TEXTO PARA REVISÃO:
Pesquisas recentes indicam mais uma forma em que o sal pode elevar a pressão arterial: alterando o microbioma intestinal.
Legenda da foto,O excesso de sal pode fazer aumentar a pressão arterial
Com exceção de certos organismos que se desenvolvem no sal, chamados halófilos, altos níveis de sal podem envenenar praticamente qualquer micróbio – até aqueles que o seu corpo quer manter por perto.
É por isso que as pessoas usam sal há muito tempo para conservar os alimentos e afastar as bactérias indesejadas.
Mas a alimentação moderna costuma ter muito sódio. Segundo a Organização Mundial da Saúde, o consumo saudável para o adulto médio é de menos de 2 mil miligramas por dia. Mas a ingestão média global de 4.310 miligramas de sódio provavelmente terá aumentado a quantidade de sal no intestino acima dos níveis recomendáveis.
A alimentação com alto teor de sódio e os altos níveis de sódio nas fezes estão significativamente relacionados a distúrbios metabólicos, incluindo aumento do nível de açúcar no sangue, fígado gorduroso e ganho de peso.
De fato, um estudo estimou que, para cada grama de aumento da ingestão diária de sódio, o risco de obesidade aumenta em 15%.
Um importante estudo alimentar dos Institutos Nacionais de Saúde dos Estados Unidos concluiu que pessoas que consumiram alimentos ultraprocessados por duas semanas ingeriram cerca de 500 calorias a mais e pesaram cerca de 900 gramas a mais do que as pessoas que seguiram alimentação minimamente processada.
Uma das maiores diferenças entre as duas dietas foi a quantidade adicional de 1,2 g de sódio consumida com os alimentos ultraprocessados.

TAREFA A:
Responda com base no texto sobre o sal e o microbioma intestinal:
(i) Segundo a Organização Mundial da Saúde, qual é o consumo saudável de sódio para o adulto médio?
(ii) Segundo o estudo citado, em quanto aumenta o risco de obesidade para cada grama de aumento da ingestão diária de sódio?
(iii) Quantas calorias a mais ingeriram as pessoas que consumiram alimentos ultraprocessados por duas semanas?
TAREFA B:
Atualize o trecho do texto sobre o sal e o microbioma intestinal que vai de "Pesquisas recentes indicam" até "manter por perto.", inclusive, trocando "micróbio" por "microrganismo".
TAREFA C:
Escreva a continuação do texto sobre o sal e o microbioma intestinal, começando logo depois da última frase apresentada.
Os itens não têm nenhuma relação com as tarefas.

MATERIAL EXIBIDO:
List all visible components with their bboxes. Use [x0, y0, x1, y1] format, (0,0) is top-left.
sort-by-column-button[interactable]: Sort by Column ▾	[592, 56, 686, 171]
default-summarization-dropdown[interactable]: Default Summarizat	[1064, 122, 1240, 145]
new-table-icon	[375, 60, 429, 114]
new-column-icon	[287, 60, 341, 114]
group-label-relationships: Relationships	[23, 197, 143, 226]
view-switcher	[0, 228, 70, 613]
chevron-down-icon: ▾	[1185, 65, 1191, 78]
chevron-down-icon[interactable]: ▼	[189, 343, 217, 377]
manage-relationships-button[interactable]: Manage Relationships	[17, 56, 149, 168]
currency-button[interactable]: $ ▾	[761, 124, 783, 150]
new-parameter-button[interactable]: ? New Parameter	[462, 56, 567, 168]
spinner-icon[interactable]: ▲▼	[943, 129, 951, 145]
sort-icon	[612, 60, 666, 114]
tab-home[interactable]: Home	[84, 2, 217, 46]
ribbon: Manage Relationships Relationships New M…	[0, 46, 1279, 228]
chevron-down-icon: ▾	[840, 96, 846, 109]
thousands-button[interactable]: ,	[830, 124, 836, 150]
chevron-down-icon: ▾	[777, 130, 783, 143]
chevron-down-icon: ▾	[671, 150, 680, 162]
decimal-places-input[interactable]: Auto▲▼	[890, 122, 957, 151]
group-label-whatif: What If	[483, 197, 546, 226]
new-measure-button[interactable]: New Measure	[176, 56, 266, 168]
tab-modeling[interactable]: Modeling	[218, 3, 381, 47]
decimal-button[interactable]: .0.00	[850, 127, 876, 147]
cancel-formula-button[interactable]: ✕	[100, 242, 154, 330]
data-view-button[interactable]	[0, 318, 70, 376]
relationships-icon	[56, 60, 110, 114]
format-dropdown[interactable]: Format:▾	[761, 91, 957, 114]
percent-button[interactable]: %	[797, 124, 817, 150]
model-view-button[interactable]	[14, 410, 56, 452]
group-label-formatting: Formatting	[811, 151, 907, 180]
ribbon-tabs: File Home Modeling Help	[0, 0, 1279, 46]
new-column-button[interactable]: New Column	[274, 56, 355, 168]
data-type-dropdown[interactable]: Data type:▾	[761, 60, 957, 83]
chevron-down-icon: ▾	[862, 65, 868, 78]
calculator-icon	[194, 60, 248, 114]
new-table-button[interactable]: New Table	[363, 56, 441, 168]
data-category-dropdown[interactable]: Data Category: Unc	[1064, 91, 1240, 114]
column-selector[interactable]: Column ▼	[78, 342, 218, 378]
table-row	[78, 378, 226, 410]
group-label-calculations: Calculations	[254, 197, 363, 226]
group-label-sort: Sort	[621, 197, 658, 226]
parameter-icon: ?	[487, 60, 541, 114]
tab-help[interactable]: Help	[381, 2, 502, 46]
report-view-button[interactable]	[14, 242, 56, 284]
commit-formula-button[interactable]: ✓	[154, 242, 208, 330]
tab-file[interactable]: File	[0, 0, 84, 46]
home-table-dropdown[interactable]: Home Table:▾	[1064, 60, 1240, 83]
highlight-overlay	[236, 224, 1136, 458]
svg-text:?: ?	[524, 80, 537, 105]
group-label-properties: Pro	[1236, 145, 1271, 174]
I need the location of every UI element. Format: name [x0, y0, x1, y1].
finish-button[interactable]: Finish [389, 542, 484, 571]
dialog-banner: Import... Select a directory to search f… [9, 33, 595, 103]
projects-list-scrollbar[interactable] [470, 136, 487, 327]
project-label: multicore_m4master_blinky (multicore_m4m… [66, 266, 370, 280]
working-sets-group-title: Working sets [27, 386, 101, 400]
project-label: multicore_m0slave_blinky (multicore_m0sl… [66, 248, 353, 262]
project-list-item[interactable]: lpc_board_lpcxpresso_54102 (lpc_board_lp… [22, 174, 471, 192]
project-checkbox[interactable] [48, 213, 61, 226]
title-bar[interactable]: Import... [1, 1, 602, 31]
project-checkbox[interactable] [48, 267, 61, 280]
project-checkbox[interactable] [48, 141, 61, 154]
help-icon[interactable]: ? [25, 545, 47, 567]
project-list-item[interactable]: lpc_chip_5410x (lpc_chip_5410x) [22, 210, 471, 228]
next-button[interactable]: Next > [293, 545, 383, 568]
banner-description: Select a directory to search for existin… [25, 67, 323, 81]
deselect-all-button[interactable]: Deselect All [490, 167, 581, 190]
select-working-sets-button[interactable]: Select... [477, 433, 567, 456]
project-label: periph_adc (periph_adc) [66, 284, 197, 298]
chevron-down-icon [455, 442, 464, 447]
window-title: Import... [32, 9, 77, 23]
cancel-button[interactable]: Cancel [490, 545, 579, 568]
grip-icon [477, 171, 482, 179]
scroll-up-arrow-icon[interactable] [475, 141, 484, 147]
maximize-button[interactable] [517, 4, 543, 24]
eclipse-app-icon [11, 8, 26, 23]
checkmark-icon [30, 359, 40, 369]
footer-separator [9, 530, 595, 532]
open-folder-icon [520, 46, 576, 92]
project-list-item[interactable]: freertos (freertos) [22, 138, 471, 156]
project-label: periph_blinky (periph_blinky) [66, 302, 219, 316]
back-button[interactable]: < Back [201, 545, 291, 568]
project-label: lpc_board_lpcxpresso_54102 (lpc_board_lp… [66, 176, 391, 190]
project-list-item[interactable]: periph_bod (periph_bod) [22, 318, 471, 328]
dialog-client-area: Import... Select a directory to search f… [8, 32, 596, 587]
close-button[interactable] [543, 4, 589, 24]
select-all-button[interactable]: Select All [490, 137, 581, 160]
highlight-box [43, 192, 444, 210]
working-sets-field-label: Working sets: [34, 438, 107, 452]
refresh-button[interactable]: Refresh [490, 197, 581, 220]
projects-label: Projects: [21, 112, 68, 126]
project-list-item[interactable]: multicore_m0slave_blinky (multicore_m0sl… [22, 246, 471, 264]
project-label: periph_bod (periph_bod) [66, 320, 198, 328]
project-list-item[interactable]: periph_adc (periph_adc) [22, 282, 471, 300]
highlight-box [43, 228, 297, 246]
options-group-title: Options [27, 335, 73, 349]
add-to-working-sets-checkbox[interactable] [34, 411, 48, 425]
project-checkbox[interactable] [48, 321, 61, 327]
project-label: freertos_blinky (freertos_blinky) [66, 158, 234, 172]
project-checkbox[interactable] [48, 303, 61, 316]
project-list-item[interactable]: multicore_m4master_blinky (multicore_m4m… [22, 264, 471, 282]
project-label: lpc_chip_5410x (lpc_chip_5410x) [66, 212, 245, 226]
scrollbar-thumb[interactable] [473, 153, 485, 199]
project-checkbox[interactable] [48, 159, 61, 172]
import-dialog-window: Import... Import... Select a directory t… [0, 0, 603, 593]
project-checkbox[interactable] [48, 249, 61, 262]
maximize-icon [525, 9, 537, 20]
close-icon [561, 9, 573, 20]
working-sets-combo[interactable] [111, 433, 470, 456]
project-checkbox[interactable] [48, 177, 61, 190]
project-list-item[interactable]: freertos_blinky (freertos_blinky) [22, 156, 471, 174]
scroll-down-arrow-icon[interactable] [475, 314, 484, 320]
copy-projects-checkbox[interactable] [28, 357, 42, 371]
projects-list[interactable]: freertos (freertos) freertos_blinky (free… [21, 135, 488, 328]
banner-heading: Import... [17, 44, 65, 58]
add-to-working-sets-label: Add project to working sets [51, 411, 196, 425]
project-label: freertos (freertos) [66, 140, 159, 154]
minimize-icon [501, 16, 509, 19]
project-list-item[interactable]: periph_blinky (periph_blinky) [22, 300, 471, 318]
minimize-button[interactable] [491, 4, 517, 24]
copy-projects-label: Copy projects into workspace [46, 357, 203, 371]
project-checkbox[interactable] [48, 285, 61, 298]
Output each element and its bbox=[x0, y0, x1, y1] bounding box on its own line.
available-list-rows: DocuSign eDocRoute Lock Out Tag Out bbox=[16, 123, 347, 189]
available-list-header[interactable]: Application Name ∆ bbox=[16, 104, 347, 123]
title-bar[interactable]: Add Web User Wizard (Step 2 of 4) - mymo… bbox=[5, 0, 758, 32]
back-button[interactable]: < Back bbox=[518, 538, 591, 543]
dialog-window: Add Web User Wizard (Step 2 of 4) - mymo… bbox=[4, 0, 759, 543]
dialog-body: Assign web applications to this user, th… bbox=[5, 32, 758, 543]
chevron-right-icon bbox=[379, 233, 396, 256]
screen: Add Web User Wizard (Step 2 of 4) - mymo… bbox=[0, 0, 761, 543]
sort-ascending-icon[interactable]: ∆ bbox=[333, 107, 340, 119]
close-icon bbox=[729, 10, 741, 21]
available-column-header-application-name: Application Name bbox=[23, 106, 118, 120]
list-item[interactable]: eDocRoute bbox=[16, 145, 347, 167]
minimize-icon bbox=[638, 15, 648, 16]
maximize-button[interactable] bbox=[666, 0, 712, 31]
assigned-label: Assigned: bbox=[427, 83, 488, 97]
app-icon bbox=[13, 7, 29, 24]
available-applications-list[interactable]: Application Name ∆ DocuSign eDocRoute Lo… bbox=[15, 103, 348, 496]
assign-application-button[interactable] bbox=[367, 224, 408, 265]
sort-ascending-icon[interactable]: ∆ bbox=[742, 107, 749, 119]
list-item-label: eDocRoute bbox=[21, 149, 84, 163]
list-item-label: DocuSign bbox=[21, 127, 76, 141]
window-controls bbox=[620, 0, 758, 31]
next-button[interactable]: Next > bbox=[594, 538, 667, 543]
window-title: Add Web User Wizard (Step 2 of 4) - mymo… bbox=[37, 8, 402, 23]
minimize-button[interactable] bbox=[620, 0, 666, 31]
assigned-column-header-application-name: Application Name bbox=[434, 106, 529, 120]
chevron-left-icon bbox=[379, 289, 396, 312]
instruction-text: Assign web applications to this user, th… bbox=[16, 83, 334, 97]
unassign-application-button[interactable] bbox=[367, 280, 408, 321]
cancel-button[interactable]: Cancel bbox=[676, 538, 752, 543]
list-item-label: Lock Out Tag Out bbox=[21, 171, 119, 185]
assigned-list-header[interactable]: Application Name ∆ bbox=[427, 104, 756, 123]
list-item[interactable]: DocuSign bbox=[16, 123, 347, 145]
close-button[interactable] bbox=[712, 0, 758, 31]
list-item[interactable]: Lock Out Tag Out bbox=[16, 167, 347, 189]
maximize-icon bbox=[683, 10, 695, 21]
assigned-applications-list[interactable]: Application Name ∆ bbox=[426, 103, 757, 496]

RESULTADO A:
(i) Menos de 2 mil miligramas por dia.
(ii) Aumenta em 15%.
(iii) Cerca de 500 calorias a mais.

RESULTADO B:
Pesquisas recentes indicam mais uma forma em que o sal pode elevar a pressão arterial: alterando o microbioma intestinal.
Legenda da foto,O excesso de sal pode fazer aumentar a pressão arterial
Com exceção de certos organismos que se desenvolvem no sal, chamados halófilos, altos níveis de sal podem envenenar praticamente qualquer microrganismo – até aqueles que o seu corpo quer manter por perto.

RESULTADO C:
Uma das principais explicações para o possível ganho de peso causado pelo aumento do sal, apesar dele não conter calorias, é o fato de que o sódio aumenta o desejo de comer.
Quando o sódio é combinado com açúcares simples e gorduras não saudáveis, esses chamados alimentos hiperpalatáveis podem ser relacionados ao ganho de gordura. Isso ocorre porque eles são muito bons para estimular os centros de recompensa do cérebro e comportamentos alimentares similares à dependência.
Crédito,Getty Images
Legenda da foto,Muitas pessoas passariam muito bem com uma pitada de sal a menos
O sal também pode estimular o desejo de comer por meio de um curto-circuito no microbioma intestinal.
Metabólitos do microbioma estimulam a liberação de uma versão natural das drogas Wegovy e Ozempic, usadas para perder peso – o hormônio intestinal GLP-1.
Com o GLP-1, o microbioma saudável pode controlar seu apetite, os níveis de pressão arterial e a decisão do corpo de queimar ou armazenar energia na forma de gordura. Sal demais pode interferir na liberação do hormônio.
Outras explicações para o efeito do sal sobre as doenças metabólicas, com níveis variados de evidências, incluem o aumento da absorção de açúcar e dos corticosteroides de origem intestinal, além de um açúcar chamado frutose que pode gerar acúmulo de gordura e redução do uso de energia para a produção de calor.
Comece limitando o consumo de alimentos altamente processados: carnes salgadas (como fast food e carne curada), guloseimas salgadas (como bolachas e batatas fritas) e lanches com sal (como refrigerantes, condimentos e pães).
Até 70% do sal na alimentação nos Estados Unidos são consumidos atualmente em alimentos processados e embalados.
Em vez disso, concentre-se em alimentos com baixa adição de sódio e açúcar e com alto teor de fibras e potássio, como alimentos vegetais não processados: feijões, nozes, sementes, grãos integrais, frutas, legumes e verduras.
Alimentos fermentados costumam conter alto teor de sódio, mas também podem ser uma opção saudável, devido aos altos níveis de ácidos graxos de cadeia curta, fibras, polifenóis e potássio.
Por fim, considere o equilíbrio entre sódio e potássio na sua alimentação. O sódio ajuda a manter fluidos nos vasos sanguíneos, enquanto o potássio ajuda a manter fluidos nas células. O melhor é consumir sódio e potássio na alimentação em proporções equilibradas.
É sempre bom analisar todo conselho "com um grão de sal", mas o seu microbioma pede gentilmente que esse grão não seja grande demais.
* Christopher Damman é professor de gastroenterologia da Faculdade de Medicina da Universidade de Washington, nos Estados Unidos.